> **WHAT IS NEEDED**
Using the entries that follow, count the lines containing the word "placeholder" and give that number by itself.

Excerpt from a dataset:
- - - -

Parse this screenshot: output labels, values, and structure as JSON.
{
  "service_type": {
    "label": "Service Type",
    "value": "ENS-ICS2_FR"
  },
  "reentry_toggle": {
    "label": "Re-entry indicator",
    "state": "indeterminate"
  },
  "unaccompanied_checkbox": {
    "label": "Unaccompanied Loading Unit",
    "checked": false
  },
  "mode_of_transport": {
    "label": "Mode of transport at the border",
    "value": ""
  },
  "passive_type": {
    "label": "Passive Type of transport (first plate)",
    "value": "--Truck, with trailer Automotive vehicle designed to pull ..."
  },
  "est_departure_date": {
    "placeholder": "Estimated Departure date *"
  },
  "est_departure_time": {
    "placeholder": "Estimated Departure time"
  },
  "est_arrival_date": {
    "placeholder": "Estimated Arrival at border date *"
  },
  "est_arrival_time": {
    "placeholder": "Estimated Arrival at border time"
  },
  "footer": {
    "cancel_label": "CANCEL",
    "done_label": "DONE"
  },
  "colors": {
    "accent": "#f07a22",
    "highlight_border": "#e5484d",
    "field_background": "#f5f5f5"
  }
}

- - - -

> **CORRECT RESPONSE**
4